Data excerpts:
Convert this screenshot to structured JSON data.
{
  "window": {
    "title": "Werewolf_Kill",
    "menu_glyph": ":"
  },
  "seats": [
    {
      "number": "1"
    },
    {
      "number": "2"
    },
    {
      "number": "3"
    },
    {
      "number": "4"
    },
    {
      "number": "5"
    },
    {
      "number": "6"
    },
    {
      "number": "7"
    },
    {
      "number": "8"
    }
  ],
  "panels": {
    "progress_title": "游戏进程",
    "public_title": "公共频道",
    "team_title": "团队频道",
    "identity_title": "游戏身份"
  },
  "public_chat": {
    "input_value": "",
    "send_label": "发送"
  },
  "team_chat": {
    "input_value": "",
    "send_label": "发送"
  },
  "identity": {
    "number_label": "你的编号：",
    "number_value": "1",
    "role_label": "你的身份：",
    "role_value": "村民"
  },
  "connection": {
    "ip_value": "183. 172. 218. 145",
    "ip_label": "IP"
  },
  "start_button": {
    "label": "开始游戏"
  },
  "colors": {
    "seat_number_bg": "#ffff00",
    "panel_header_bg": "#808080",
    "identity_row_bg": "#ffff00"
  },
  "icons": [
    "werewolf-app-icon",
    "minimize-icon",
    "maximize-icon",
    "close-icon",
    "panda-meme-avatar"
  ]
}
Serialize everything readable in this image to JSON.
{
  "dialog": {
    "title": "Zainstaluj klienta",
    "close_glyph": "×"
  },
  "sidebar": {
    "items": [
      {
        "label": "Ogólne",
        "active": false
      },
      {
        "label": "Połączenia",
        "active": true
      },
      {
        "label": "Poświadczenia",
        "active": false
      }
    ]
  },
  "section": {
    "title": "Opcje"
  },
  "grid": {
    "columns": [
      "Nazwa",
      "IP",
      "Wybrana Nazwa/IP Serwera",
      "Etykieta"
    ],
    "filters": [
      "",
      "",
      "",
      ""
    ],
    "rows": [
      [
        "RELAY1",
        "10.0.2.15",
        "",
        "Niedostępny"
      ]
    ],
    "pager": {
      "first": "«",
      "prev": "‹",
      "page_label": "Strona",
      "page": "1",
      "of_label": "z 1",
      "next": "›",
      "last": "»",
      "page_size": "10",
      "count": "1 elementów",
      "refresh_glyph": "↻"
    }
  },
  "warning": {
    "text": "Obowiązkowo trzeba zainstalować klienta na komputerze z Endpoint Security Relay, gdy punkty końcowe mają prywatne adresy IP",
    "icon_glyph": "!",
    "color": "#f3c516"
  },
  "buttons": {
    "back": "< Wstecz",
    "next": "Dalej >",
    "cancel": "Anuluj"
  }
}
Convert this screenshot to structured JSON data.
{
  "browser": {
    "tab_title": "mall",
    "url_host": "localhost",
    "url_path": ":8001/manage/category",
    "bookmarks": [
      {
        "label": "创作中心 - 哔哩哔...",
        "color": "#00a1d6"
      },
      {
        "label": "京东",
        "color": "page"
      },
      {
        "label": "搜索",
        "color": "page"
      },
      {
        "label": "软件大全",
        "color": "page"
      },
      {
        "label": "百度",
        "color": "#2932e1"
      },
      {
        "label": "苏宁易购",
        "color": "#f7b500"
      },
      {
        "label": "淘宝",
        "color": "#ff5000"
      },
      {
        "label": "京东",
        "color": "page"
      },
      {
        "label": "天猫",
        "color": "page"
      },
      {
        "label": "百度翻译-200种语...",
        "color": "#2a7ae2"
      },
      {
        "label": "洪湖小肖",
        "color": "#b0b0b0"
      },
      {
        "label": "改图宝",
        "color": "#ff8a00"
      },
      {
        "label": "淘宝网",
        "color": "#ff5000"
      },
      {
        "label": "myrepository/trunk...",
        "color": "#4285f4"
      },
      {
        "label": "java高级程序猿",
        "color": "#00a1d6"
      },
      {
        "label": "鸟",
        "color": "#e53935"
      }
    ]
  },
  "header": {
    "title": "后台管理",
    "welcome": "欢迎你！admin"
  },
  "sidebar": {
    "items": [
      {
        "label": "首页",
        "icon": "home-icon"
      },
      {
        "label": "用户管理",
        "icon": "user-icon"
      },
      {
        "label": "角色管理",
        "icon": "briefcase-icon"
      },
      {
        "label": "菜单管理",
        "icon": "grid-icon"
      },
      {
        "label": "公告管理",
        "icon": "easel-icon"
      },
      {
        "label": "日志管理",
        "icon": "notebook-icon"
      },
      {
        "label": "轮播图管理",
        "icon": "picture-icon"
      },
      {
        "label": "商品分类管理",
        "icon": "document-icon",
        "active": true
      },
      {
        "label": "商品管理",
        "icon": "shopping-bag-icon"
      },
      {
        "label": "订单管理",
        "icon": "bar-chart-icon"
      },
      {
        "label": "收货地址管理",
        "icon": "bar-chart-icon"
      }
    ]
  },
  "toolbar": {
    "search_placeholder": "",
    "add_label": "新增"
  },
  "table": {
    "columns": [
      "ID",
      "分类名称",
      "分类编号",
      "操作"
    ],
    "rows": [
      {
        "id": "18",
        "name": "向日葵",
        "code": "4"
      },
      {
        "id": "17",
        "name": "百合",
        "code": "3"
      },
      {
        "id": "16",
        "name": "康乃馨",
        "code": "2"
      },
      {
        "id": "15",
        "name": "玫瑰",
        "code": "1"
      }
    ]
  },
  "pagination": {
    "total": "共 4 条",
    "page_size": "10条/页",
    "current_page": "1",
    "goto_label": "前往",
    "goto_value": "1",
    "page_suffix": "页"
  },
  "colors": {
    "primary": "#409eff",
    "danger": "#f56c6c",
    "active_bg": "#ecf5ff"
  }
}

_CHALLENGE_
From the records above, extract every entry verbatim.

_CORRECT OUTPUT_
Convert this screenshot to structured JSON data.
{
  "window": {
    "title": "Werewolf_Kill",
    "menu_glyph": ":"
  },
  "seats": [
    {
      "number": "1"
    },
    {
      "number": "2"
    },
    {
      "number": "3"
    },
    {
      "number": "4"
    },
    {
      "number": "5"
    },
    {
      "number": "6"
    },
    {
      "number": "7"
    },
    {
      "number": "8"
    }
  ],
  "panels": {
    "progress_title": "游戏进程",
    "public_title": "公共频道",
    "team_title": "团队频道",
    "identity_title": "游戏身份"
  },
  "public_chat": {
    "input_value": "",
    "send_label": "发送"
  },
  "team_chat": {
    "input_value": "",
    "send_label": "发送"
  },
  "identity": {
    "number_label": "你的编号：",
    "number_value": "1",
    "role_label": "你的身份：",
    "role_value": "村民"
  },
  "connection": {
    "ip_value": "183. 172. 218. 145",
    "ip_label": "IP"
  },
  "start_button": {
    "label": "开始游戏"
  },
  "colors": {
    "seat_number_bg": "#ffff00",
    "panel_header_bg": "#808080",
    "identity_row_bg": "#ffff00"
  },
  "icons": [
    "werewolf-app-icon",
    "minimize-icon",
    "maximize-icon",
    "close-icon",
    "panda-meme-avatar"
  ]
}
Serialize everything readable in this image to JSON.
{
  "dialog": {
    "title": "Zainstaluj klienta",
    "close_glyph": "×"
  },
  "sidebar": {
    "items": [
      {
        "label": "Ogólne",
        "active": false
      },
      {
        "label": "Połączenia",
        "active": true
      },
      {
        "label": "Poświadczenia",
        "active": false
      }
    ]
  },
  "section": {
    "title": "Opcje"
  },
  "grid": {
    "columns": [
      "Nazwa",
      "IP",
      "Wybrana Nazwa/IP Serwera",
      "Etykieta"
    ],
    "filters": [
      "",
      "",
      "",
      ""
    ],
    "rows": [
      [
        "RELAY1",
        "10.0.2.15",
        "",
        "Niedostępny"
      ]
    ],
    "pager": {
      "first": "«",
      "prev": "‹",
      "page_label": "Strona",
      "page": "1",
      "of_label": "z 1",
      "next": "›",
      "last": "»",
      "page_size": "10",
      "count": "1 elementów",
      "refresh_glyph": "↻"
    }
  },
  "warning": {
    "text": "Obowiązkowo trzeba zainstalować klienta na komputerze z Endpoint Security Relay, gdy punkty końcowe mają prywatne adresy IP",
    "icon_glyph": "!",
    "color": "#f3c516"
  },
  "buttons": {
    "back": "< Wstecz",
    "next": "Dalej >",
    "cancel": "Anuluj"
  }
}
Convert this screenshot to structured JSON data.
{
  "browser": {
    "tab_title": "mall",
    "url_host": "localhost",
    "url_path": ":8001/manage/category",
    "bookmarks": [
      {
        "label": "创作中心 - 哔哩哔...",
        "color": "#00a1d6"
      },
      {
        "label": "京东",
        "color": "page"
      },
      {
        "label": "搜索",
        "color": "page"
      },
      {
        "label": "软件大全",
        "color": "page"
      },
      {
        "label": "百度",
        "color": "#2932e1"
      },
      {
        "label": "苏宁易购",
        "color": "#f7b500"
      },
      {
        "label": "淘宝",
        "color": "#ff5000"
      },
      {
        "label": "京东",
        "color": "page"
      },
      {
        "label": "天猫",
        "color": "page"
      },
      {
        "label": "百度翻译-200种语...",
        "color": "#2a7ae2"
      },
      {
        "label": "洪湖小肖",
        "color": "#b0b0b0"
      },
      {
        "label": "改图宝",
        "color": "#ff8a00"
      },
      {
        "label": "淘宝网",
        "color": "#ff5000"
      },
      {
        "label": "myrepository/trunk...",
        "color": "#4285f4"
      },
      {
        "label": "java高级程序猿",
        "color": "#00a1d6"
      },
      {
        "label": "鸟",
        "color": "#e53935"
      }
    ]
  },
  "header": {
    "title": "后台管理",
    "welcome": "欢迎你！admin"
  },
  "sidebar": {
    "items": [
      {
        "label": "首页",
        "icon": "home-icon"
      },
      {
        "label": "用户管理",
        "icon": "user-icon"
      },
      {
        "label": "角色管理",
        "icon": "briefcase-icon"
      },
      {
        "label": "菜单管理",
        "icon": "grid-icon"
      },
      {
        "label": "公告管理",
        "icon": "easel-icon"
      },
      {
        "label": "日志管理",
        "icon": "notebook-icon"
      },
      {
        "label": "轮播图管理",
        "icon": "picture-icon"
      },
      {
        "label": "商品分类管理",
        "icon": "document-icon",
        "active": true
      },
      {
        "label": "商品管理",
        "icon": "shopping-bag-icon"
      },
      {
        "label": "订单管理",
        "icon": "bar-chart-icon"
      },
      {
        "label": "收货地址管理",
        "icon": "bar-chart-icon"
      }
    ]
  },
  "toolbar": {
    "search_placeholder": "",
    "add_label": "新增"
  },
  "table": {
    "columns": [
      "ID",
      "分类名称",
      "分类编号",
      "操作"
    ],
    "rows": [
      {
        "id": "18",
        "name": "向日葵",
        "code": "4"
      },
      {
        "id": "17",
        "name": "百合",
        "code": "3"
      },
      {
        "id": "16",
        "name": "康乃馨",
        "code": "2"
      },
      {
        "id": "15",
        "name": "玫瑰",
        "code": "1"
      }
    ]
  },
  "pagination": {
    "total": "共 4 条",
    "page_size": "10条/页",
    "current_page": "1",
    "goto_label": "前往",
    "goto_value": "1",
    "page_suffix": "页"
  },
  "colors": {
    "primary": "#409eff",
    "danger": "#f56c6c",
    "active_bg": "#ecf5ff"
  }
}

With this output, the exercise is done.